## Exercise passage
= = = =

- Teams: 12
- Premiers: Brighton 1st premiership
- Minor premiers: Williamstown 3rd minor premiership

= 1948 VFA season =

67th season of the Victorian Football Association

The 1948 VFA season was the 67th season of the Victorian Football Association (VFA), an Australian rules football competition played in the state of Victoria.

Brighton won the VFA premiership for the first and only time, defeating by nine points in the 1948 VFA Grand Final.

==Ladder==
The home-and-home season was played over twenty matches, before the top four clubs contested a finals series under the Page–McIntyre system to determine the premiers for the season.

| Pos | Team | Pld | W | L | D | PF | PA | PP | Pts |
|---|---|---|---|---|---|---|---|---|---|
| 1 | Williamstown | 20 | 16 | 4 | 0 | 2133 | 1543 | 138.2 | 64 |
| 2 | Brunswick | 20 | 16 | 4 | 0 | 2217 | 1712 | 129.5 | 64 |
| 3 | Brighton (P) | 20 | 13 | 7 | 0 | 2313 | 2037 | 113.5 | 52 |
| 4 | Northcote | 20 | 12 | 8 | 0 | 1925 | 1724 | 111.7 | 48 |
| 5 | Oakleigh | 20 | 12 | 8 | 0 | 2167 | 1972 | 109.9 | 48 |
| 6 | Preston | 20 | 12 | 8 | 0 | 2146 | 1971 | 108.9 | 48 |
| 7 | Camberwell | 20 | 10 | 10 | 0 | 1957 | 2052 | 95.4 | 40 |
| 8 | Sandringham | 19 | 7 | 12 | 0 | 1900 | 2240 | 84.8 | 28 |
| 9 | Coburg | 19 | 6 | 13 | 0 | 1939 | 2128 | 91.1 | 24 |
| 10 | Prahran | 20 | 6 | 14 | 0 | 2005 | 2339 | 85.7 | 24 |
| 11 | Port Melbourne | 20 | 5 | 15 | 0 | 1968 | 2412 | 81.6 | 20 |
| 12 | Yarraville | 20 | 4 | 16 | 0 | 1850 | 2390 | 77.4 | 16 |

==Awards==
- The leading goalkicker for the home-and-home season was Ray Potter (Preston), who kicked 84 goals in the season.
- The J. J. Liston Trophy was won by Rus McIndoe (Brighton), who polled 44 votes. Jack Blackman (Preston) was second with 38 votes and Reg Shaw (Brunswick) was third with 28 votes.

= = = =

## Requirement 1
According to the 1948 VFA season article, who was the leading goalkicker for the home-and-home season, and how many goals did he kick?
## Requirement 2
Extend the 1948 VFA season article by writing on from its last sentence.
The listing that comes next is drawn from a separate source and has no connection to the 1948 VFA season article.

Dataset items

= = = =

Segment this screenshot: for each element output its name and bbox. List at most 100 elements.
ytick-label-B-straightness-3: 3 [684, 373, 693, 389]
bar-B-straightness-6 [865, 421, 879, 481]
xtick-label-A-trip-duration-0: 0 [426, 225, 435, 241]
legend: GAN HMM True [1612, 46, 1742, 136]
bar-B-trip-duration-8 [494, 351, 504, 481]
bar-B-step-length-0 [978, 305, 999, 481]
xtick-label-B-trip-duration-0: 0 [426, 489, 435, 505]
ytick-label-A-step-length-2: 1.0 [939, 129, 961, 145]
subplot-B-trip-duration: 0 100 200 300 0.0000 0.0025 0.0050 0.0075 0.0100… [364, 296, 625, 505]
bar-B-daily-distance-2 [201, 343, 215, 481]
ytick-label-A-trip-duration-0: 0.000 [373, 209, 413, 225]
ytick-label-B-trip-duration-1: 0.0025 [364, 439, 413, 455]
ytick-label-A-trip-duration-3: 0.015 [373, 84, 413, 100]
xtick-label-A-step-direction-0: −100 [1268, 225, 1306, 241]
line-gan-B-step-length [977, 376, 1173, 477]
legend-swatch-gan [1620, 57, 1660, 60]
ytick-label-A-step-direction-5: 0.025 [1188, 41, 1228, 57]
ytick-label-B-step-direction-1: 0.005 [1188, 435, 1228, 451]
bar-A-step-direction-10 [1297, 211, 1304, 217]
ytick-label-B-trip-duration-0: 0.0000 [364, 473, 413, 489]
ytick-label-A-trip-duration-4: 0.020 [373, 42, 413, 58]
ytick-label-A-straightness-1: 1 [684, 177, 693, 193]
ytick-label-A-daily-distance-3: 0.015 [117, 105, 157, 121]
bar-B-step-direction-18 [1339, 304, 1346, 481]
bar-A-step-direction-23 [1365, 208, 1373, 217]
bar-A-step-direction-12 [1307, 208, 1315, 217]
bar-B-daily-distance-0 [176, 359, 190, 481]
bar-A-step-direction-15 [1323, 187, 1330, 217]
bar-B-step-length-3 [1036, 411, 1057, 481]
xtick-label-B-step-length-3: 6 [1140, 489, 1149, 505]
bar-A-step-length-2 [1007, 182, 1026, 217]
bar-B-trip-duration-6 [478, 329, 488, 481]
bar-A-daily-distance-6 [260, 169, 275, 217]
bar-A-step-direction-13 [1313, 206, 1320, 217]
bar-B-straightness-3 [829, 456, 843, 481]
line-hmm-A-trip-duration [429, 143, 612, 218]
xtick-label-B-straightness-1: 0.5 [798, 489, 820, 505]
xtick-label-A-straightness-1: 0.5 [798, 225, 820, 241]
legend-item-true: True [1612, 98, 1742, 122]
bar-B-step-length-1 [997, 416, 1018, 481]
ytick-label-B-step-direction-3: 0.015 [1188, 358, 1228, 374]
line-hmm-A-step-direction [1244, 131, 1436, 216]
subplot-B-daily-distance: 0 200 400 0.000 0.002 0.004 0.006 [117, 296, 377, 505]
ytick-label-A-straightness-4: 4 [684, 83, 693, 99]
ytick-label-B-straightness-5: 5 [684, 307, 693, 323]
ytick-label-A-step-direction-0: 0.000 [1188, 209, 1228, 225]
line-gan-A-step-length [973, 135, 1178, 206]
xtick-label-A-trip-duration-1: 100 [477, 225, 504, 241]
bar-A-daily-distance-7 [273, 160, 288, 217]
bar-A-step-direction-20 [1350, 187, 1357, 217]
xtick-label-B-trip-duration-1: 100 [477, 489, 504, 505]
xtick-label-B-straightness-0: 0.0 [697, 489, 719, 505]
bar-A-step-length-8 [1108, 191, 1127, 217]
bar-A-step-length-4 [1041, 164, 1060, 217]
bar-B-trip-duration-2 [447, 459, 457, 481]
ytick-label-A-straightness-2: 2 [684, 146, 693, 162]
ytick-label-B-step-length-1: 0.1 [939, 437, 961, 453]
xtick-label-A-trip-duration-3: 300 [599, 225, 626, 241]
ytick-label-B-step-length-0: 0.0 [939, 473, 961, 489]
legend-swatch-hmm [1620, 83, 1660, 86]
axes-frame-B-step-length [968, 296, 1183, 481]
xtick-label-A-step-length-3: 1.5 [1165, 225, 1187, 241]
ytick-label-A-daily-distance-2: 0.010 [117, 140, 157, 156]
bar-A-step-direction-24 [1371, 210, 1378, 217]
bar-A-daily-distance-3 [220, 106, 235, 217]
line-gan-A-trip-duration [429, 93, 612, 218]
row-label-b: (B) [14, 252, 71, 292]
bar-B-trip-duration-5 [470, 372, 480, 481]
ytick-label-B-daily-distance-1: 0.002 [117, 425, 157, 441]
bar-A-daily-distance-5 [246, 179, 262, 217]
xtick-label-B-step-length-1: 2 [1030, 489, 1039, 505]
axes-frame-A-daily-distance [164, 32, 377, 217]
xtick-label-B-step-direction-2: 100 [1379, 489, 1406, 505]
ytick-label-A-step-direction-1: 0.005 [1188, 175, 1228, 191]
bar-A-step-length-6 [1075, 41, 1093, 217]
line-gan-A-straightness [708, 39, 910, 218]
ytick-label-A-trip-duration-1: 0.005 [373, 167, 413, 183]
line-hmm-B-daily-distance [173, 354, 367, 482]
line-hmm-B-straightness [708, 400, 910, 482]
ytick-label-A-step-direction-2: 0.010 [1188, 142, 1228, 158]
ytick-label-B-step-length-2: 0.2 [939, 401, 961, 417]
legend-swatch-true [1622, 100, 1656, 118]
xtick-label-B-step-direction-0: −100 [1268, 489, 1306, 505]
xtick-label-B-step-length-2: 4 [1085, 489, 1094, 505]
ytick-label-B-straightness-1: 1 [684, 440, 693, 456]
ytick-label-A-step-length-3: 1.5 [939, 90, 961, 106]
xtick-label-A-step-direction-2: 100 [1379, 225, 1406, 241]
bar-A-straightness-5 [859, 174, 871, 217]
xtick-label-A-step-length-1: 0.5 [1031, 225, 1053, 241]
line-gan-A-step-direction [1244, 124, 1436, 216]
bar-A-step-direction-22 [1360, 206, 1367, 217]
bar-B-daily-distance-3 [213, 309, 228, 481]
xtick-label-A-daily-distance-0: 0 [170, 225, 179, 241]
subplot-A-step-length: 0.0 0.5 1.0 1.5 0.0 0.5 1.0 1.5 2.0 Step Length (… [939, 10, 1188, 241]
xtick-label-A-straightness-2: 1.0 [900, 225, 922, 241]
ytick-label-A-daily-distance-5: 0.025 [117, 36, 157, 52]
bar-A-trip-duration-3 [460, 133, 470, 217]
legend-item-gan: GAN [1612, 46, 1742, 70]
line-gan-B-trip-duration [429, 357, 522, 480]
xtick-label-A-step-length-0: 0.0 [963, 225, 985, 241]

= = = =

## Written reply 1
Ray Potter of Preston was the leading goalkicker, with 84 goals.

## Written reply 2
- Williamstown won the seconds premiership. Williamstown 15.16 (106) defeated Oakleigh 14.18 (102) in the Grand Final, played as a curtain raiser to the firsts Grand Final on 9 October.

==Notable events==
- On 26 June, Sandringham 11.11 (77) defeated Coburg 9.20 (74); but, Coburg protested the result due to a timekeeping error which had resulted in the final quarter being played five minutes short. The Association quashed the result of the match, and determined that a replay should be played if the match were to have an influence on the final four. Both teams were ultimately well out of finals contention, so the replay was not held, and the teams are credited with playing only nineteen matches for the season.
- Prahran played most of its home matches at Elsternwick Park during the year, sharing the ground with Brighton, because Toorak Park was unavailable due to top-dressing after the first few weeks of the season.
- Preston missed the finals on percentage, after losing its last home-and-home match to wooden-spooner Yarraville by one point, 16.10 (106) def. by 15.17 (107).
- The 1948 VFL Grand Final was drawn, so the Association Grand Final was played on the same day as the League Grand Final Replay. The Association considered postponing its Grand Final by a week to avoid competing for the gate, but the motion was defeated 12–8.